● INSTRUCTIONS TO FOLLOW:
Every line holding the string "many" should be gathered.

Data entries

## START

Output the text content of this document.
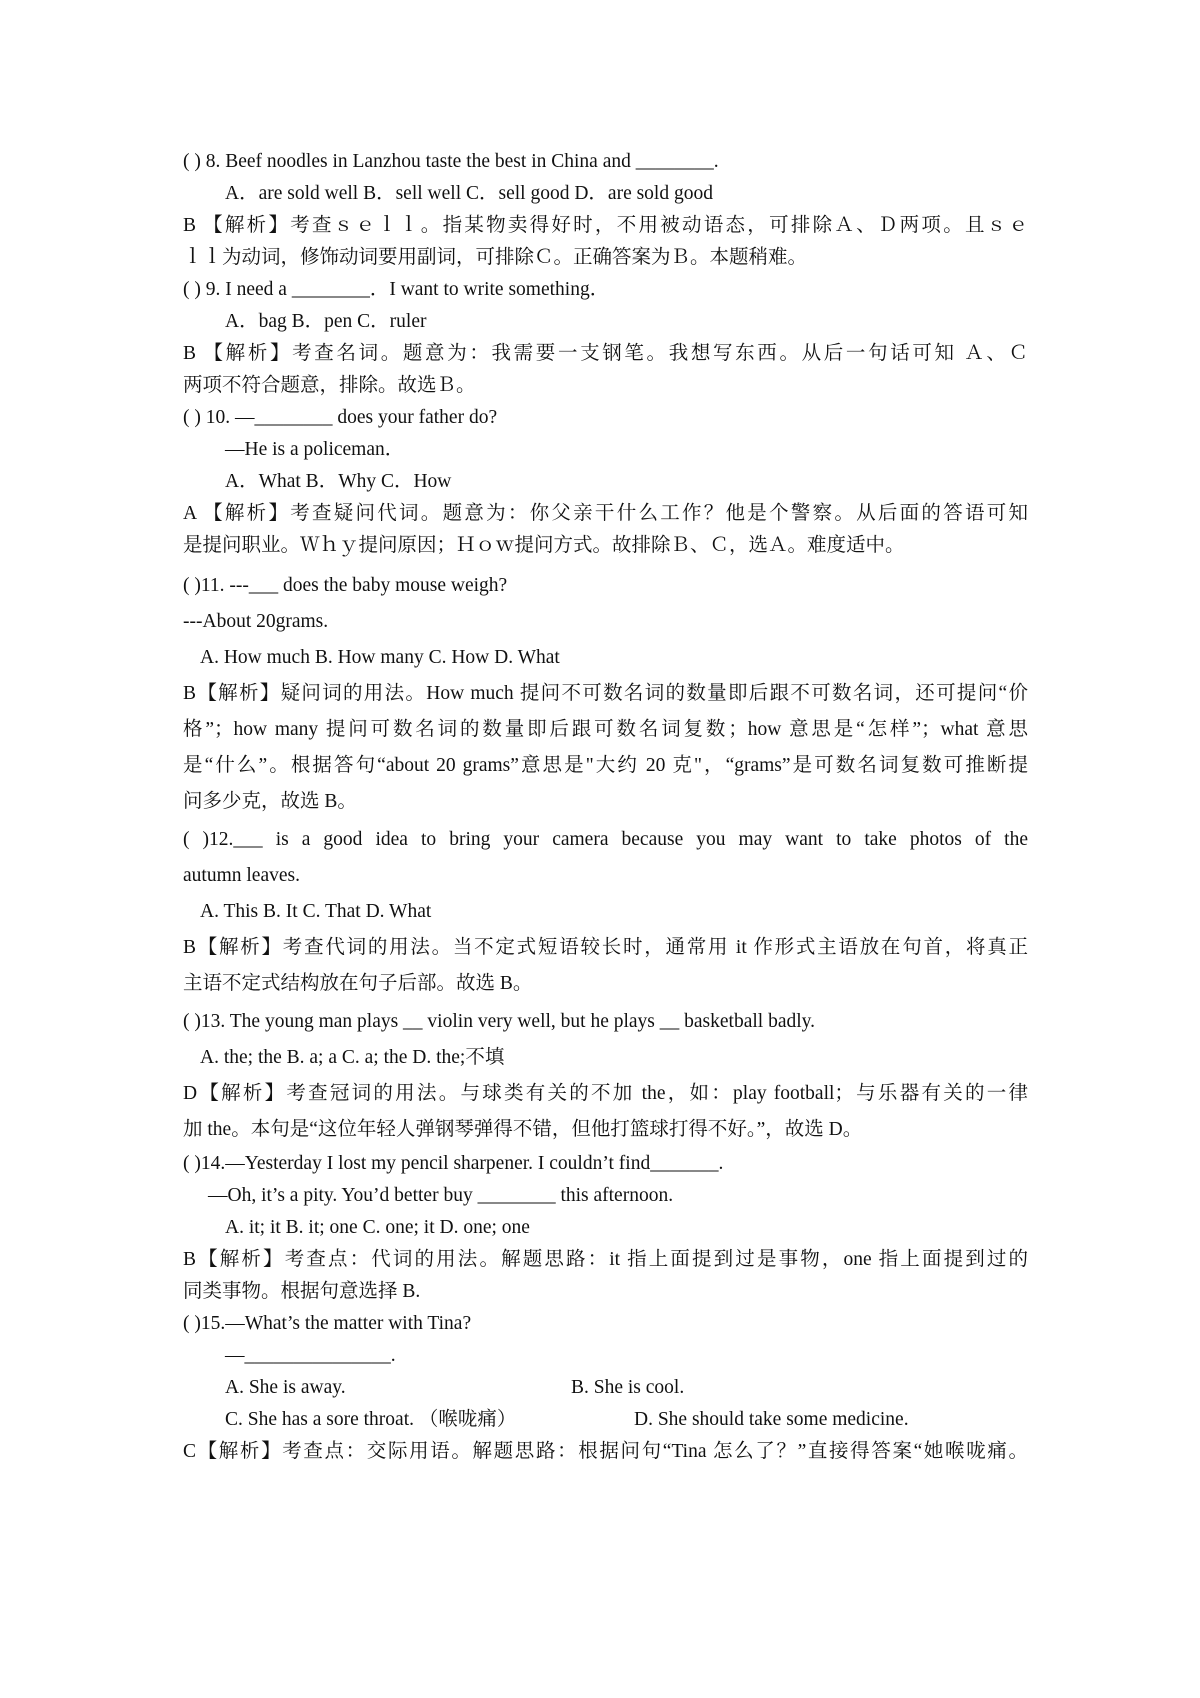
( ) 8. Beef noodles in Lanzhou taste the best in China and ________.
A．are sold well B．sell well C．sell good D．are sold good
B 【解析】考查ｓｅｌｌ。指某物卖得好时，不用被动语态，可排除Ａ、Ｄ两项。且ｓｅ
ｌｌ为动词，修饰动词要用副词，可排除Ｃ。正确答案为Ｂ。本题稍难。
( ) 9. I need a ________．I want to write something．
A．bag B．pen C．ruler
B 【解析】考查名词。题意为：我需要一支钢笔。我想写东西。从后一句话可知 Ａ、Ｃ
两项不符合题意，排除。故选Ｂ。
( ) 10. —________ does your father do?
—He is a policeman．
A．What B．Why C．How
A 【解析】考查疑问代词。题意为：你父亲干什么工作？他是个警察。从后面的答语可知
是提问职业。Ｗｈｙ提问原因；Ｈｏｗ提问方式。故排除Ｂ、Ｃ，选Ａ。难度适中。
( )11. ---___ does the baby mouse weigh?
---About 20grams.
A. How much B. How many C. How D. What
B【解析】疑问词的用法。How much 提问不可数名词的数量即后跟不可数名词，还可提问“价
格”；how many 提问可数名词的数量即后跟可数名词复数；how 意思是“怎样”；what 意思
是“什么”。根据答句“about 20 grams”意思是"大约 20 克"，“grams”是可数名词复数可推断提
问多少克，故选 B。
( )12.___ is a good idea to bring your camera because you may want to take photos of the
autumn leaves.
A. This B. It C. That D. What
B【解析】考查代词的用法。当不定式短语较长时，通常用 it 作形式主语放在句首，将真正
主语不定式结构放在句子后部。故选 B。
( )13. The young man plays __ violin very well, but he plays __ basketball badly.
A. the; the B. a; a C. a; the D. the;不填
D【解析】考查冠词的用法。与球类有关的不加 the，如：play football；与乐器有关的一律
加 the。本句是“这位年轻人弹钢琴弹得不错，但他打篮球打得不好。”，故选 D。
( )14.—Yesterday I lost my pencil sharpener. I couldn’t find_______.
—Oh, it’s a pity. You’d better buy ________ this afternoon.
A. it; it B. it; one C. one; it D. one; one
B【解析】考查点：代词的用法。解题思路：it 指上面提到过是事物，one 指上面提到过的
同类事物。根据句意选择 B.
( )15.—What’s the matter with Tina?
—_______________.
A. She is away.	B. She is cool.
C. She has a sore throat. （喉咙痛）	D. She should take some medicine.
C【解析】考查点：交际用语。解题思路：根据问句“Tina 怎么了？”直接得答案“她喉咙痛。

## END

● THE ANSWER:
A. How much B. How many C. How D. What
格”；how many 提问可数名词的数量即后跟可数名词复数；how 意思是“怎样”；what 意思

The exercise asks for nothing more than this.